***** Data

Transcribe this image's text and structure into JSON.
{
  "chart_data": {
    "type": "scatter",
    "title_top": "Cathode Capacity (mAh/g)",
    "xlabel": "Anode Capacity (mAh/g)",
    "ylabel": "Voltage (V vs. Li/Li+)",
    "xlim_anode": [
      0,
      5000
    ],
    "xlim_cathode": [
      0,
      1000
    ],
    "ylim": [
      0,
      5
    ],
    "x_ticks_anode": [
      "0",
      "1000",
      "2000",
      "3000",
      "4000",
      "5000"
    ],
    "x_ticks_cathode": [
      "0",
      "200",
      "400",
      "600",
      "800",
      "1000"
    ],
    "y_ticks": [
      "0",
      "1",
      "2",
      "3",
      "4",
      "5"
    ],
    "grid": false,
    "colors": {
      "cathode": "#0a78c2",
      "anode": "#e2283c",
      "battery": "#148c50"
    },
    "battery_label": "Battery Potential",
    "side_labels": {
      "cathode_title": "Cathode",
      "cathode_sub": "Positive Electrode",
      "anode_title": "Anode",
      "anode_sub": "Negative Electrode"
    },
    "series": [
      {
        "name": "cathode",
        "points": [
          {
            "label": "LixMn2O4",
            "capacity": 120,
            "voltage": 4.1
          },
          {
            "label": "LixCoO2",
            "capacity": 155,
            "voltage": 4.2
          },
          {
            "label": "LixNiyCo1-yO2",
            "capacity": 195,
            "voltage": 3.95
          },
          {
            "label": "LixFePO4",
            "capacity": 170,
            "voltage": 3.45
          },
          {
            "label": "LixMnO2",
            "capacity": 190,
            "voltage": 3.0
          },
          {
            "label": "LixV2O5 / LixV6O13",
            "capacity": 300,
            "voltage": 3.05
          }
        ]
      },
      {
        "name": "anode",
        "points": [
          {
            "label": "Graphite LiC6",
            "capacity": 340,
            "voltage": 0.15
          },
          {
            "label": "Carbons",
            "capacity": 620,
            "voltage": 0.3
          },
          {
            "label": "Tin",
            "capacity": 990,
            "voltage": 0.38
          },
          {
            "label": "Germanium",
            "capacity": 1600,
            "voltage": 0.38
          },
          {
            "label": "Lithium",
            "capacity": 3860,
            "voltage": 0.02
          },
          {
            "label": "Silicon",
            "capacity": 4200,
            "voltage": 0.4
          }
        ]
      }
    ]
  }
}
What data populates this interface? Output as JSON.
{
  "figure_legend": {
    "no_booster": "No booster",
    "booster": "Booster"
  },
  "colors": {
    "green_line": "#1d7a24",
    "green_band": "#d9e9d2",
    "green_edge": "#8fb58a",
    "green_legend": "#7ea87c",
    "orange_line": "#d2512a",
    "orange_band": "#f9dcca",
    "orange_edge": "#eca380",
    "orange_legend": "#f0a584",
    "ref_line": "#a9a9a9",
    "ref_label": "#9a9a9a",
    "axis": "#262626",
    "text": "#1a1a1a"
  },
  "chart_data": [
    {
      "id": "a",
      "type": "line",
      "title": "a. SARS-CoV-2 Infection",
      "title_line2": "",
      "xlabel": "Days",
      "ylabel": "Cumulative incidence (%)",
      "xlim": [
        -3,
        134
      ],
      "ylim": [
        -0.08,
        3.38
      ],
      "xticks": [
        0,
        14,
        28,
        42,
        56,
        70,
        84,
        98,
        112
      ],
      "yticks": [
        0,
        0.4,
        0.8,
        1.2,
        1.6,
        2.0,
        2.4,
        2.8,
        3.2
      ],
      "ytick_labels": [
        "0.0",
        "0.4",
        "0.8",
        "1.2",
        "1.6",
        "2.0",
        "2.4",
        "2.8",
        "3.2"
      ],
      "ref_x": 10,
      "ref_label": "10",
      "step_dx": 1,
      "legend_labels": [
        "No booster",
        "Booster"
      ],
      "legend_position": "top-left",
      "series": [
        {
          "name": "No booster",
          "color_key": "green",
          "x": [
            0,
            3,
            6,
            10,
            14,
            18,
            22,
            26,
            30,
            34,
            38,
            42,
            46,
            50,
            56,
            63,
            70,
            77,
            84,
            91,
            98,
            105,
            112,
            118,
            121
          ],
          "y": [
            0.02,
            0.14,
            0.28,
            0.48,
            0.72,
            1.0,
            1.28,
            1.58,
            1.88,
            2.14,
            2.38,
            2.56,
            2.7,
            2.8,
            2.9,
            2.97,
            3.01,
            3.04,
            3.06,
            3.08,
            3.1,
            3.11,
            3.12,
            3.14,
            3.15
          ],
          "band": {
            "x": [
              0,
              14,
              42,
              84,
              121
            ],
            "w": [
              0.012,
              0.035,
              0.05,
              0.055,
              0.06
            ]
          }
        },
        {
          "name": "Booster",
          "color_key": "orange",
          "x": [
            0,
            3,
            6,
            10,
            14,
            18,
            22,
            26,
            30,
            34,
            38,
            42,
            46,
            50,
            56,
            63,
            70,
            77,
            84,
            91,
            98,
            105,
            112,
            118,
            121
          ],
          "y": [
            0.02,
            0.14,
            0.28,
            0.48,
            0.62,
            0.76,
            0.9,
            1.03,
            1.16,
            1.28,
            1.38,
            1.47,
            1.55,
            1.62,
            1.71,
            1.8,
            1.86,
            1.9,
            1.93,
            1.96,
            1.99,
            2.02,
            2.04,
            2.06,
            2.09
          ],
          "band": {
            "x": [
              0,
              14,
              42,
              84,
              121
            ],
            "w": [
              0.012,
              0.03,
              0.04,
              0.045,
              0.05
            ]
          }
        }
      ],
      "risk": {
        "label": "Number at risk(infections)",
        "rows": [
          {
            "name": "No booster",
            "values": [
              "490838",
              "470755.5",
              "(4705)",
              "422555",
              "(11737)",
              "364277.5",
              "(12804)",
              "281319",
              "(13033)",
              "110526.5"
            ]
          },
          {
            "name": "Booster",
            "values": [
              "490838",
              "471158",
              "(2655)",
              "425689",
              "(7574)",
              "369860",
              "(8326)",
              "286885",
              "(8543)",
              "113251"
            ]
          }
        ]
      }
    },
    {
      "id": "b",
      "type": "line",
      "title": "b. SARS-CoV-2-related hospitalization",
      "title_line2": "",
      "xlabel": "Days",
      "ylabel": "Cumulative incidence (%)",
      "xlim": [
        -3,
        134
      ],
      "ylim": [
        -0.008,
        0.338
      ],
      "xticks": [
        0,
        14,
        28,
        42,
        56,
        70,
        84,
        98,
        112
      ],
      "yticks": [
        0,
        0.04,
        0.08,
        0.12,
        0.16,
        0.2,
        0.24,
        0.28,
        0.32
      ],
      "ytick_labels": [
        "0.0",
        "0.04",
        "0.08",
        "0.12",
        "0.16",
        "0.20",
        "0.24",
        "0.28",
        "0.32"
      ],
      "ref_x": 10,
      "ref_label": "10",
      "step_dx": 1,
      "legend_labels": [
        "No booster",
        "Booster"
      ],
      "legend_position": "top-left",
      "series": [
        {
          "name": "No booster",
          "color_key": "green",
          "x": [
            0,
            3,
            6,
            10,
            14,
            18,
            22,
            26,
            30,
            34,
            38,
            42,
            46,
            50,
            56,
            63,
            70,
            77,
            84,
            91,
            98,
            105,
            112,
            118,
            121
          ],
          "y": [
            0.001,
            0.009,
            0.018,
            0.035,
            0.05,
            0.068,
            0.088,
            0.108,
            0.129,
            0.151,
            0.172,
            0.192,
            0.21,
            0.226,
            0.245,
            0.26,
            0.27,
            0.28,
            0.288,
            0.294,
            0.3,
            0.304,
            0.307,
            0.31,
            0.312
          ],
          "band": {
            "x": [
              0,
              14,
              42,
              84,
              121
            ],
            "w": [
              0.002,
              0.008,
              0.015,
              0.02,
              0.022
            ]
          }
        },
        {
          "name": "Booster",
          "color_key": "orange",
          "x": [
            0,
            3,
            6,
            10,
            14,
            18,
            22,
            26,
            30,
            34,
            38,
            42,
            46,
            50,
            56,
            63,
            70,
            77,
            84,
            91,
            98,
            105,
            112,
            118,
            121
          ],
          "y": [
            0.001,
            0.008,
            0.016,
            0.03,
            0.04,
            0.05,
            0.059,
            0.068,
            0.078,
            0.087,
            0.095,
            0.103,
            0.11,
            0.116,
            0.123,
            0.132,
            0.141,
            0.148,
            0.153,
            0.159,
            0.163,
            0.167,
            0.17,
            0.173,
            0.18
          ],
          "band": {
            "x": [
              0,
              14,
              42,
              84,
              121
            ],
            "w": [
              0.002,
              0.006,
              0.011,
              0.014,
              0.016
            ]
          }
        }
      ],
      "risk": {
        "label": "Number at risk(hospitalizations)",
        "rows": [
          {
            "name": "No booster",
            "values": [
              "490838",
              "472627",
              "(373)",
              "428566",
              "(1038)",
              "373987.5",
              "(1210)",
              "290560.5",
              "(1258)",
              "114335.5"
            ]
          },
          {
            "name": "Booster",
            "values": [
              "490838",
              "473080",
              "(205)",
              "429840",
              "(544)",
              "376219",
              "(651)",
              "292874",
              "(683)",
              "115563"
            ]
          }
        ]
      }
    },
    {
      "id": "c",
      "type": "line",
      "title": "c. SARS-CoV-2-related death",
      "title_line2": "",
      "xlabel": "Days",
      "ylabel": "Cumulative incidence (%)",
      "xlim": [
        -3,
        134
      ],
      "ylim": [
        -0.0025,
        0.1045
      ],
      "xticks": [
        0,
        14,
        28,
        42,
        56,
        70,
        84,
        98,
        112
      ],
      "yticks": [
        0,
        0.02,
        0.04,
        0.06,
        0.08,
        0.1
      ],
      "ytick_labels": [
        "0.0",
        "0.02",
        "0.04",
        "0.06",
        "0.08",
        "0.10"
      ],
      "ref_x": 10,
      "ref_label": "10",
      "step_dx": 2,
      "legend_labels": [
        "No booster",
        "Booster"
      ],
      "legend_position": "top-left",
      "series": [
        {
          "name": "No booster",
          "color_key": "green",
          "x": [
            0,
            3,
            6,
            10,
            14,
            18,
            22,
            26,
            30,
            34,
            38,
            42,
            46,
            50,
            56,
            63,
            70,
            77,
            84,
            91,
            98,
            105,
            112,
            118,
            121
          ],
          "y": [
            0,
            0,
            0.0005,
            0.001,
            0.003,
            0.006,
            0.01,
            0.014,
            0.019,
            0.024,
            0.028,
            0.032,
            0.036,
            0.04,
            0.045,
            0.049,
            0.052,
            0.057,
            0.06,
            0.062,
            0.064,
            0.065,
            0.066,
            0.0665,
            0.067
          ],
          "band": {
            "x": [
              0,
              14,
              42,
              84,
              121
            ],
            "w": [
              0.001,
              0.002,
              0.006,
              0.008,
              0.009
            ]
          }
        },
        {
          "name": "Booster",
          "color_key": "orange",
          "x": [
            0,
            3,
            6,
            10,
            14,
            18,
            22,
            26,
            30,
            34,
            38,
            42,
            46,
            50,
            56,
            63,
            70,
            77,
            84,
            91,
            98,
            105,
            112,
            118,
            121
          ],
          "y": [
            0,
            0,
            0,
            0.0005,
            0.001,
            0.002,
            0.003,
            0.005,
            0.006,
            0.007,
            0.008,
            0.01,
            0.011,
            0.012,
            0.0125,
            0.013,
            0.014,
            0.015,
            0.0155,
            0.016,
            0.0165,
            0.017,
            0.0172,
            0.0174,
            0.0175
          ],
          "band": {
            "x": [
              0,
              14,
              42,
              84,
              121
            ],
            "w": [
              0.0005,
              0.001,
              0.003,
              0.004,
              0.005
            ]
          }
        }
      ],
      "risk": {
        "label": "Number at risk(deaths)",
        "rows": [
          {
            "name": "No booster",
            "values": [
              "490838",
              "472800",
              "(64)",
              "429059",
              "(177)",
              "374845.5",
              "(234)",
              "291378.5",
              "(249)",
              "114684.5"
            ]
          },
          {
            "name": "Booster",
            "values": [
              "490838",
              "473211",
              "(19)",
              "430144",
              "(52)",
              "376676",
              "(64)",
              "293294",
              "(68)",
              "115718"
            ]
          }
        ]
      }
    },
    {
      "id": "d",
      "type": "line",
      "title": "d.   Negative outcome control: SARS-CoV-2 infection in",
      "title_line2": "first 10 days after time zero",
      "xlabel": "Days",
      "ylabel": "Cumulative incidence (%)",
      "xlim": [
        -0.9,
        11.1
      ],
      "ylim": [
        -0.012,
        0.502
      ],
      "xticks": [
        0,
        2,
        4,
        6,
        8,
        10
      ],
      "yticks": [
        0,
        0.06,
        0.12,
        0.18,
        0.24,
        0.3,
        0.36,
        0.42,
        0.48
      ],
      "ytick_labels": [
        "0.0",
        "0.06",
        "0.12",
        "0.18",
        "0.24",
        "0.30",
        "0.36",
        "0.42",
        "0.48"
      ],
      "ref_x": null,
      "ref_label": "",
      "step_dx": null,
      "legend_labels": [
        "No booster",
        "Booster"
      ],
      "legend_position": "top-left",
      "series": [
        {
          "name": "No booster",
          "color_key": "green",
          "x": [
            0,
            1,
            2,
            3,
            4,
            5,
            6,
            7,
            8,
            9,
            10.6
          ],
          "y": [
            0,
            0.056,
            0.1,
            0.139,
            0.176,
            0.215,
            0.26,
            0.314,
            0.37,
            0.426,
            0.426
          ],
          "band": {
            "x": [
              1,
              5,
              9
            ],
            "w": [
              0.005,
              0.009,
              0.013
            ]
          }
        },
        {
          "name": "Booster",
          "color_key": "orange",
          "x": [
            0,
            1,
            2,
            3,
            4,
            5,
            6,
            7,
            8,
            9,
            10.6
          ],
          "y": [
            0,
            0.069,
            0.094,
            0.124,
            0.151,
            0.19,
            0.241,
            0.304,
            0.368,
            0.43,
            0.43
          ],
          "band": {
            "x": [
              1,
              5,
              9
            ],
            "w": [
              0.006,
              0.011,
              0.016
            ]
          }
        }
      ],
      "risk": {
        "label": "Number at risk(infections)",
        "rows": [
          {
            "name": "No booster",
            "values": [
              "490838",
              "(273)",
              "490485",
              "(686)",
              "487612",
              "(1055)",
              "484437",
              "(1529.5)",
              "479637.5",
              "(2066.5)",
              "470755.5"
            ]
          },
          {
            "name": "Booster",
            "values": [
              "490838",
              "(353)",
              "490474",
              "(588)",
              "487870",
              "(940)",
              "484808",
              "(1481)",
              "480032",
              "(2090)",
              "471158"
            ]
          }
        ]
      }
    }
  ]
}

**********

> _Task instructions_
Lines of the material that contain the word "JSON" are to be gathered.

> _Reply_
Transcribe this image's text and structure into JSON.
What data populates this interface? Output as JSON.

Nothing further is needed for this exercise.